[Given records]:
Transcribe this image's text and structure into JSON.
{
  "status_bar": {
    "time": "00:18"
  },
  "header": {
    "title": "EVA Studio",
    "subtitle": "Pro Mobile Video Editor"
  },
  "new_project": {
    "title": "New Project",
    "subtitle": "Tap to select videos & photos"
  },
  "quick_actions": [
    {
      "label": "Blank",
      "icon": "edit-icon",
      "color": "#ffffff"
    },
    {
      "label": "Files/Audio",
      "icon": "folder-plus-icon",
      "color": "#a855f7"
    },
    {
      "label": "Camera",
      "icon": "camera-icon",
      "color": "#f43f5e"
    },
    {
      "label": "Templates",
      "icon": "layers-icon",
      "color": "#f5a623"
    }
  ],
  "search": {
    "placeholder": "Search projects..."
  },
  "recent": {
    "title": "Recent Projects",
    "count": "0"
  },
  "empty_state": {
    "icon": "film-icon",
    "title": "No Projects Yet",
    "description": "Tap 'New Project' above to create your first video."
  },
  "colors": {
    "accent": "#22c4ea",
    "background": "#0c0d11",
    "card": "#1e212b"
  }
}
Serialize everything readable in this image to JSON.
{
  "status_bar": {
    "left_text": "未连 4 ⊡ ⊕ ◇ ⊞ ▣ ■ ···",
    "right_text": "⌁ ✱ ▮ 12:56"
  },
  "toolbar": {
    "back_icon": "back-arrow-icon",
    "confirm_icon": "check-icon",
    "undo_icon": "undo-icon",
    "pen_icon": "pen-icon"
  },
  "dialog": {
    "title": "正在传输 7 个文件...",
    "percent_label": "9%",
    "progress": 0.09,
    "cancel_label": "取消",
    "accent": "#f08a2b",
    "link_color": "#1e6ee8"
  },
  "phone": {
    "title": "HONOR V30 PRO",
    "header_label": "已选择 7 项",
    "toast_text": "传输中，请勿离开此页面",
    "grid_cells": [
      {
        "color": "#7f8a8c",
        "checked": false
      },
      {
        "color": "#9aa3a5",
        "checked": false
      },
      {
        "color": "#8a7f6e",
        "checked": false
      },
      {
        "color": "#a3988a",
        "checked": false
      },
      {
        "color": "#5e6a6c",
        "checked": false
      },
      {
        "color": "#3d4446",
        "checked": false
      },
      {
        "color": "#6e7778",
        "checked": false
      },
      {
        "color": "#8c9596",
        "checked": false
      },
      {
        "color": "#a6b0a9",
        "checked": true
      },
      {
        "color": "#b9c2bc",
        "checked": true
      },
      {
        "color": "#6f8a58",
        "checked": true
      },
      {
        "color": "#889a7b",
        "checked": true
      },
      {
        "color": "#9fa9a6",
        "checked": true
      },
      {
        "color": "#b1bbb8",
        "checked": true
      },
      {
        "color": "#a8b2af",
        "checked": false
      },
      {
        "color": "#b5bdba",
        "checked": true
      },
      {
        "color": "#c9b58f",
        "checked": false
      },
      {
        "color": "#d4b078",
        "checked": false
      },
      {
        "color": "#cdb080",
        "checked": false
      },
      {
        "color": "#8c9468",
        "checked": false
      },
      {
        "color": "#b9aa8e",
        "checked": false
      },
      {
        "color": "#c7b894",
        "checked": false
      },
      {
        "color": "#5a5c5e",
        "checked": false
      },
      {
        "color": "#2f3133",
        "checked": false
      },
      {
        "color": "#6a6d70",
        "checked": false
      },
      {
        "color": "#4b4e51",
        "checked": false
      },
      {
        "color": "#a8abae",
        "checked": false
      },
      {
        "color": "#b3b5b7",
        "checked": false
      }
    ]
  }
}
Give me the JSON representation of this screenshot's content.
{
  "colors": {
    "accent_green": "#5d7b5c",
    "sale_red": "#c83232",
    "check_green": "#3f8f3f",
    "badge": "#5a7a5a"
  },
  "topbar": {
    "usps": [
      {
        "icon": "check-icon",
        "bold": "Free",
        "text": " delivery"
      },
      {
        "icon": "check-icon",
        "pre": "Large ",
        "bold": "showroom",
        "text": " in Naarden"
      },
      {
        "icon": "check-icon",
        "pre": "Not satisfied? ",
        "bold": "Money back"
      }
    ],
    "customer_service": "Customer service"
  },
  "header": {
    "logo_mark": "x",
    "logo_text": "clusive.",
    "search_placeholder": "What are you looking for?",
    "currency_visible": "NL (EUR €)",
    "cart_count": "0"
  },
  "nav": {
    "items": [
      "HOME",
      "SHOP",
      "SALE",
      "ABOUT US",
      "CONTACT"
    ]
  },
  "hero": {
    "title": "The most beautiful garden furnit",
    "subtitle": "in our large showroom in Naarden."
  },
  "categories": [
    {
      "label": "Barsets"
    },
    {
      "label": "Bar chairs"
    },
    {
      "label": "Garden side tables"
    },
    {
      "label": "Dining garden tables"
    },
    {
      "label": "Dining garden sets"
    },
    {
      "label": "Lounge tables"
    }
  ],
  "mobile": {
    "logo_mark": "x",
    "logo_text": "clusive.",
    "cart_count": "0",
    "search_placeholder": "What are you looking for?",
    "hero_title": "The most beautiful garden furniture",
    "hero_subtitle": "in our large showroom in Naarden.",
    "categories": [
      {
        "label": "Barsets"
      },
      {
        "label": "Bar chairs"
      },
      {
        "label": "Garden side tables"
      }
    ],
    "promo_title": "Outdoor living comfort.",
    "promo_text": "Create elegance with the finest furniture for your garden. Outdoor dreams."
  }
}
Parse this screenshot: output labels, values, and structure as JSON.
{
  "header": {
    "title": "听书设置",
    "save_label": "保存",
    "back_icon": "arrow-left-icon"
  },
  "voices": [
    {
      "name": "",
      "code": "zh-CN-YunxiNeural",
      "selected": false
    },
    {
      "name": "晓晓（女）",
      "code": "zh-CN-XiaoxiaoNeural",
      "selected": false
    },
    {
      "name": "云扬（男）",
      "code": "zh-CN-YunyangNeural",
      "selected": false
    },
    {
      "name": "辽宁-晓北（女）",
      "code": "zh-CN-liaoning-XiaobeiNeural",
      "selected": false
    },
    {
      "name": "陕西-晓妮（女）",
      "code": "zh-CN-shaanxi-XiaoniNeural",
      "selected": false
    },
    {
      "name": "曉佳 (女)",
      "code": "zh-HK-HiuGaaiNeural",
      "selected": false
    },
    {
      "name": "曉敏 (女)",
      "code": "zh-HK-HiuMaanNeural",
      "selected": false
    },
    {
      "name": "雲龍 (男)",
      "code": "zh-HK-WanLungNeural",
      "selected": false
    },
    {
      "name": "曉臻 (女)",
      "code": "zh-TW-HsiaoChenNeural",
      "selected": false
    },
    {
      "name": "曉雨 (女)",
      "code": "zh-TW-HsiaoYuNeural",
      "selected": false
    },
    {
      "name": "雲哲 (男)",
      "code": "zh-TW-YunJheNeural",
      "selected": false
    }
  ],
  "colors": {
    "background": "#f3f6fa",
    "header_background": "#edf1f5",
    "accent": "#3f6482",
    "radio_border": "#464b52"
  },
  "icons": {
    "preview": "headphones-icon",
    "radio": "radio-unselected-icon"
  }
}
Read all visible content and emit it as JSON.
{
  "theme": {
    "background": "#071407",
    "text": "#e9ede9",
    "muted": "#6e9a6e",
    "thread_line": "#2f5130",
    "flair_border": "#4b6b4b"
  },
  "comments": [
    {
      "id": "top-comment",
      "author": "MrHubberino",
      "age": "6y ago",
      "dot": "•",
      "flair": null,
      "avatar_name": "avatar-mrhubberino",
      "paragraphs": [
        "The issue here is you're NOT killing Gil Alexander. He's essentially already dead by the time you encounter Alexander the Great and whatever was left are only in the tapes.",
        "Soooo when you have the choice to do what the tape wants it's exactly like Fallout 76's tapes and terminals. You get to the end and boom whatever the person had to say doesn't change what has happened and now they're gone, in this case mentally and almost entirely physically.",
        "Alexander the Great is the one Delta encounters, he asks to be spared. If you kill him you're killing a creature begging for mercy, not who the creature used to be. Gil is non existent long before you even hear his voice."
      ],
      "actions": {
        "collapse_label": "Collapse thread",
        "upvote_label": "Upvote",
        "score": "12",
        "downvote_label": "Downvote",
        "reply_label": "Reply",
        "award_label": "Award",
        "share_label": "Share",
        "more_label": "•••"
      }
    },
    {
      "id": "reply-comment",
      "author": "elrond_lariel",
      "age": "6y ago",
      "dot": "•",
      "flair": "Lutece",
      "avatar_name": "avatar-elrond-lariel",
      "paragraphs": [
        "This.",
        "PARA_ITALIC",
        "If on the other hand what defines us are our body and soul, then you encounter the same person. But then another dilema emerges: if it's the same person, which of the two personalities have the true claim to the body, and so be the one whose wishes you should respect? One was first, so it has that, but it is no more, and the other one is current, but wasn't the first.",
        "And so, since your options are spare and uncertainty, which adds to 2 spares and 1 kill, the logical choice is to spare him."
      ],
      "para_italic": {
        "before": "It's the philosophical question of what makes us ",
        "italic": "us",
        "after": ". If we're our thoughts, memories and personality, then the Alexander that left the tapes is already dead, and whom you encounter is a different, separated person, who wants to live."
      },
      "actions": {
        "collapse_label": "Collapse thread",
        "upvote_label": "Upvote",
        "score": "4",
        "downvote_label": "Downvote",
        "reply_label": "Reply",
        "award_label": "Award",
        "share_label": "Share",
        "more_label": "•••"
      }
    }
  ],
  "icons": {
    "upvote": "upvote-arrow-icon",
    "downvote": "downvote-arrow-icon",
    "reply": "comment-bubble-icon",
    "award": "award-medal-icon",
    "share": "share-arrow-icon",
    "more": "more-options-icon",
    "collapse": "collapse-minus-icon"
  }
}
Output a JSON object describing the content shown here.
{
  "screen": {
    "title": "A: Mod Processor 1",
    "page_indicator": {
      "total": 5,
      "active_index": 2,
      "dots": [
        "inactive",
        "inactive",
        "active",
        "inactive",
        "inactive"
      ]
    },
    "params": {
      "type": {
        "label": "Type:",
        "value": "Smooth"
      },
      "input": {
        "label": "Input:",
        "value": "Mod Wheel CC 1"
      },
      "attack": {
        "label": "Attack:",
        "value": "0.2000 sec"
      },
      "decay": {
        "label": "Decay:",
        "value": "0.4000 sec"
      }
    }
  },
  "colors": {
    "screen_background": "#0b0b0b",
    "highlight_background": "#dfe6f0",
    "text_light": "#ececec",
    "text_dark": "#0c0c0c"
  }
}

[Work instructions]: Each line holding the word "author" counts once; report the total and nothing else.

[Reply to the task]: 2